> Task brief
Repeat the material verbatim. Images are excluded from the copy.

> Records for the task
+ + + + +
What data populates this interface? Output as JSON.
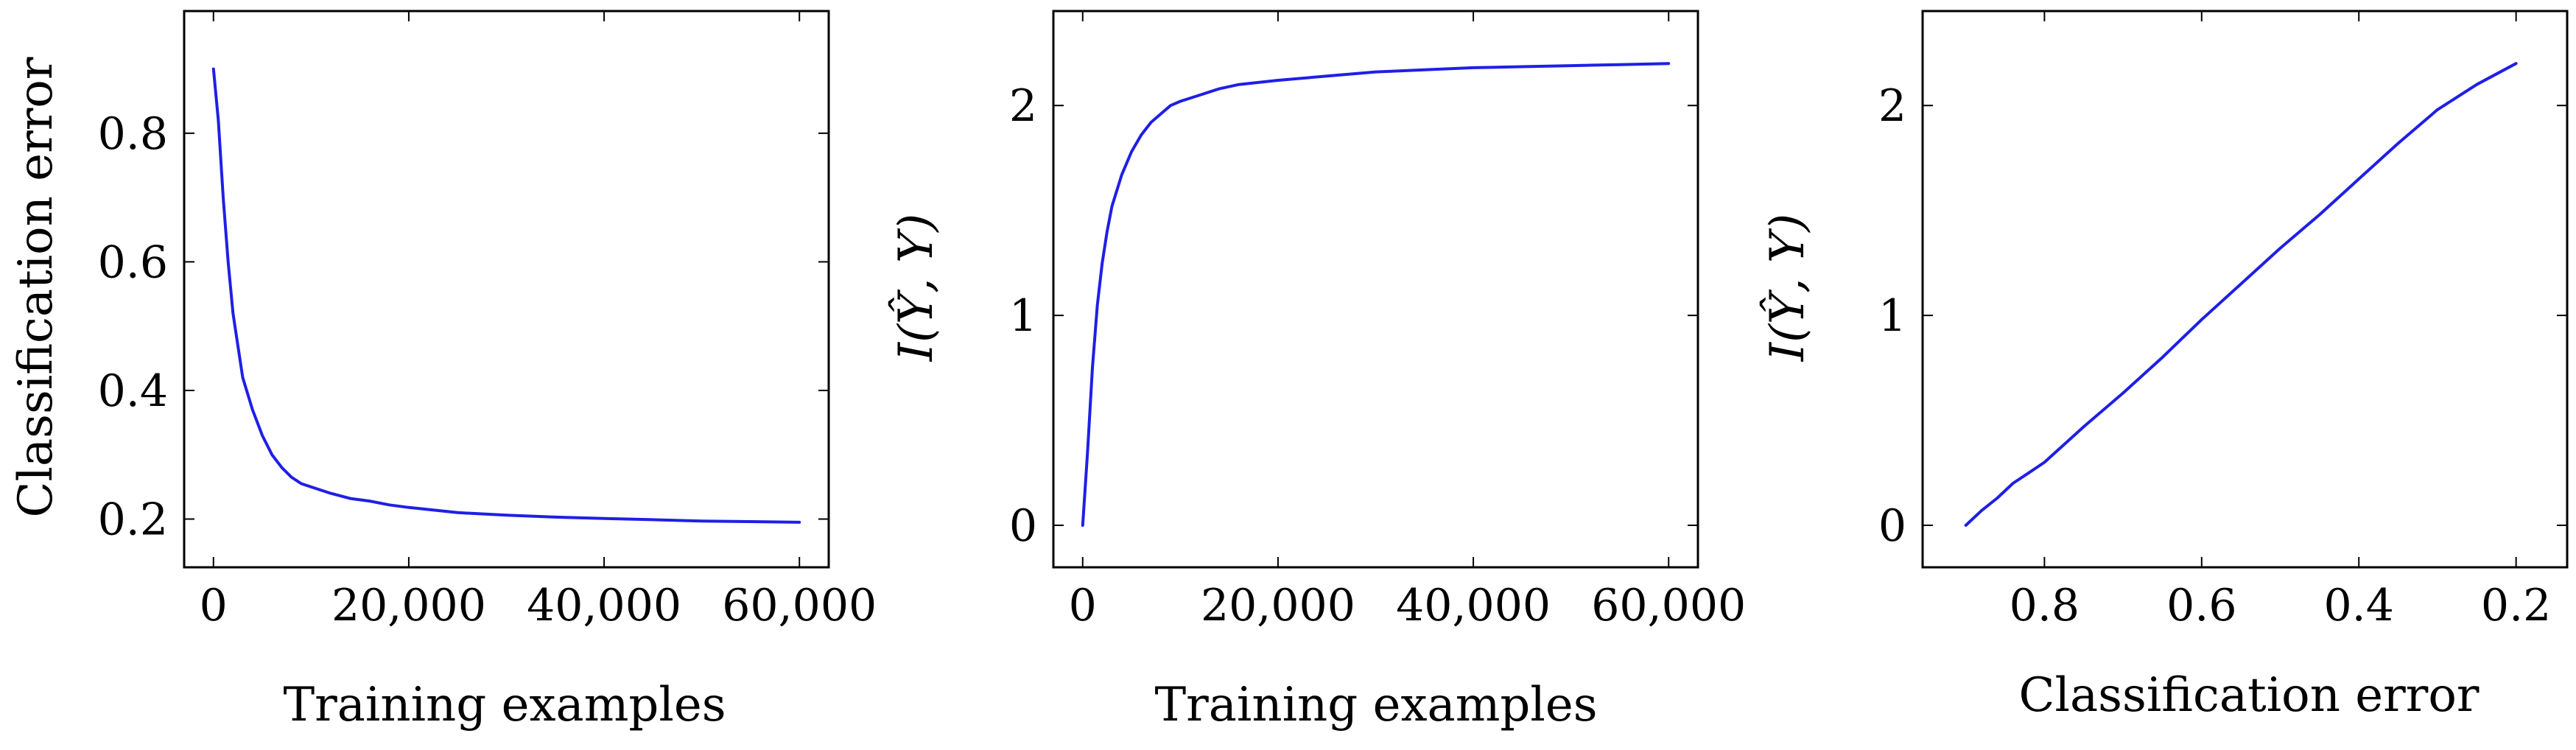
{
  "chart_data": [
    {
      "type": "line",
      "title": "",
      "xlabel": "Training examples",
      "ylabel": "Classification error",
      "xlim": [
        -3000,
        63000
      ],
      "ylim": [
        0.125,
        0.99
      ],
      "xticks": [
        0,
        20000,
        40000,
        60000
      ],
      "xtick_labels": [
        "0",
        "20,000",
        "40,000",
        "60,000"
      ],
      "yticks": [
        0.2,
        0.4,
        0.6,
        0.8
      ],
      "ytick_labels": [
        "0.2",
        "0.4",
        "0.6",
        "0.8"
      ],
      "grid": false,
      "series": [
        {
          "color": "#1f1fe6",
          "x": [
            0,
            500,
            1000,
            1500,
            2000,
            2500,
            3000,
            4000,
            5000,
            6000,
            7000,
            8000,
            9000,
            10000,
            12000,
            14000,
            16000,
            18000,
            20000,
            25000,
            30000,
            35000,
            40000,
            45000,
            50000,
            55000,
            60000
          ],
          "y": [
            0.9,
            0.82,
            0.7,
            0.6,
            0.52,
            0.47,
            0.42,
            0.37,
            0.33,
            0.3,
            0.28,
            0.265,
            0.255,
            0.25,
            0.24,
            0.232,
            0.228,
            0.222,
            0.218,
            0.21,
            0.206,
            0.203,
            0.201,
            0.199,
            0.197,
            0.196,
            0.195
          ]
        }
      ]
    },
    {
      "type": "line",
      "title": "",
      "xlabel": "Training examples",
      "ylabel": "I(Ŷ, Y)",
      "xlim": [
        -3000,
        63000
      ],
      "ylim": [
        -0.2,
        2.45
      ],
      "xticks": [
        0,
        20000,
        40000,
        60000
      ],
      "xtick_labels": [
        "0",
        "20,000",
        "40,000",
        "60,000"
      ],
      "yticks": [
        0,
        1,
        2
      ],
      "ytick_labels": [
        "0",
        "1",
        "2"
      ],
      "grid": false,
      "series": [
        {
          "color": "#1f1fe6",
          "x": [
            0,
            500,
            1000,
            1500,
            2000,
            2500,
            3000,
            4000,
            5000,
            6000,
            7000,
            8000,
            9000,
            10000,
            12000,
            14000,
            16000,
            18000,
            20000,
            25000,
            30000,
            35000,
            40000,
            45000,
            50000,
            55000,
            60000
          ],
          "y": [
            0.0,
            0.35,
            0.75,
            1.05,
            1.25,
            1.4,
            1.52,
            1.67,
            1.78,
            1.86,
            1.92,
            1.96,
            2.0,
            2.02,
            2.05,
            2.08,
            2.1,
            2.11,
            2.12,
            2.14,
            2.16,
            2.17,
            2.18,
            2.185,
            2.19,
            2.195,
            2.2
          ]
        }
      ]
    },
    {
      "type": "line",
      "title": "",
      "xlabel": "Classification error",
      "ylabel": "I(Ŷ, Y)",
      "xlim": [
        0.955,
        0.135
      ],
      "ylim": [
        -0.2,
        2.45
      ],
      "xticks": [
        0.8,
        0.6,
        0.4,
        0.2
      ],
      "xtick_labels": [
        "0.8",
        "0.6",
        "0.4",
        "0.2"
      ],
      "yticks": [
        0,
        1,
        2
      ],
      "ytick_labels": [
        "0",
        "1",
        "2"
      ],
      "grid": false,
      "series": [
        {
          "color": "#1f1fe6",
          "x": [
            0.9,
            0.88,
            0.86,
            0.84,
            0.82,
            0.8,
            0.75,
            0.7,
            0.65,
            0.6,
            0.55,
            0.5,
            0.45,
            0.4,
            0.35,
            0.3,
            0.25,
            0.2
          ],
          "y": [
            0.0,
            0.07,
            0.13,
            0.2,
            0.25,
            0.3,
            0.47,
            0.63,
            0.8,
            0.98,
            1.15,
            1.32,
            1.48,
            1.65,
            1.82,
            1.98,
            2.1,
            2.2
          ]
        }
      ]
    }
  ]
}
+ + + + +
> Complete output
What data populates this interface? Output as JSON.
{
  "chart_data": [
    {
      "type": "line",
      "title": "",
      "xlabel": "Training examples",
      "ylabel": "Classification error",
      "xlim": [
        -3000,
        63000
      ],
      "ylim": [
        0.125,
        0.99
      ],
      "xticks": [
        0,
        20000,
        40000,
        60000
      ],
      "xtick_labels": [
        "0",
        "20,000",
        "40,000",
        "60,000"
      ],
      "yticks": [
        0.2,
        0.4,
        0.6,
        0.8
      ],
      "ytick_labels": [
        "0.2",
        "0.4",
        "0.6",
        "0.8"
      ],
      "grid": false,
      "series": [
        {
          "color": "#1f1fe6",
          "x": [
            0,
            500,
            1000,
            1500,
            2000,
            2500,
            3000,
            4000,
            5000,
            6000,
            7000,
            8000,
            9000,
            10000,
            12000,
            14000,
            16000,
            18000,
            20000,
            25000,
            30000,
            35000,
            40000,
            45000,
            50000,
            55000,
            60000
          ],
          "y": [
            0.9,
            0.82,
            0.7,
            0.6,
            0.52,
            0.47,
            0.42,
            0.37,
            0.33,
            0.3,
            0.28,
            0.265,
            0.255,
            0.25,
            0.24,
            0.232,
            0.228,
            0.222,
            0.218,
            0.21,
            0.206,
            0.203,
            0.201,
            0.199,
            0.197,
            0.196,
            0.195
          ]
        }
      ]
    },
    {
      "type": "line",
      "title": "",
      "xlabel": "Training examples",
      "ylabel": "I(Ŷ, Y)",
      "xlim": [
        -3000,
        63000
      ],
      "ylim": [
        -0.2,
        2.45
      ],
      "xticks": [
        0,
        20000,
        40000,
        60000
      ],
      "xtick_labels": [
        "0",
        "20,000",
        "40,000",
        "60,000"
      ],
      "yticks": [
        0,
        1,
        2
      ],
      "ytick_labels": [
        "0",
        "1",
        "2"
      ],
      "grid": false,
      "series": [
        {
          "color": "#1f1fe6",
          "x": [
            0,
            500,
            1000,
            1500,
            2000,
            2500,
            3000,
            4000,
            5000,
            6000,
            7000,
            8000,
            9000,
            10000,
            12000,
            14000,
            16000,
            18000,
            20000,
            25000,
            30000,
            35000,
            40000,
            45000,
            50000,
            55000,
            60000
          ],
          "y": [
            0.0,
            0.35,
            0.75,
            1.05,
            1.25,
            1.4,
            1.52,
            1.67,
            1.78,
            1.86,
            1.92,
            1.96,
            2.0,
            2.02,
            2.05,
            2.08,
            2.1,
            2.11,
            2.12,
            2.14,
            2.16,
            2.17,
            2.18,
            2.185,
            2.19,
            2.195,
            2.2
          ]
        }
      ]
    },
    {
      "type": "line",
      "title": "",
      "xlabel": "Classification error",
      "ylabel": "I(Ŷ, Y)",
      "xlim": [
        0.955,
        0.135
      ],
      "ylim": [
        -0.2,
        2.45
      ],
      "xticks": [
        0.8,
        0.6,
        0.4,
        0.2
      ],
      "xtick_labels": [
        "0.8",
        "0.6",
        "0.4",
        "0.2"
      ],
      "yticks": [
        0,
        1,
        2
      ],
      "ytick_labels": [
        "0",
        "1",
        "2"
      ],
      "grid": false,
      "series": [
        {
          "color": "#1f1fe6",
          "x": [
            0.9,
            0.88,
            0.86,
            0.84,
            0.82,
            0.8,
            0.75,
            0.7,
            0.65,
            0.6,
            0.55,
            0.5,
            0.45,
            0.4,
            0.35,
            0.3,
            0.25,
            0.2
          ],
          "y": [
            0.0,
            0.07,
            0.13,
            0.2,
            0.25,
            0.3,
            0.47,
            0.63,
            0.8,
            0.98,
            1.15,
            1.32,
            1.48,
            1.65,
            1.82,
            1.98,
            2.1,
            2.2
          ]
        }
      ]
    }
  ]
}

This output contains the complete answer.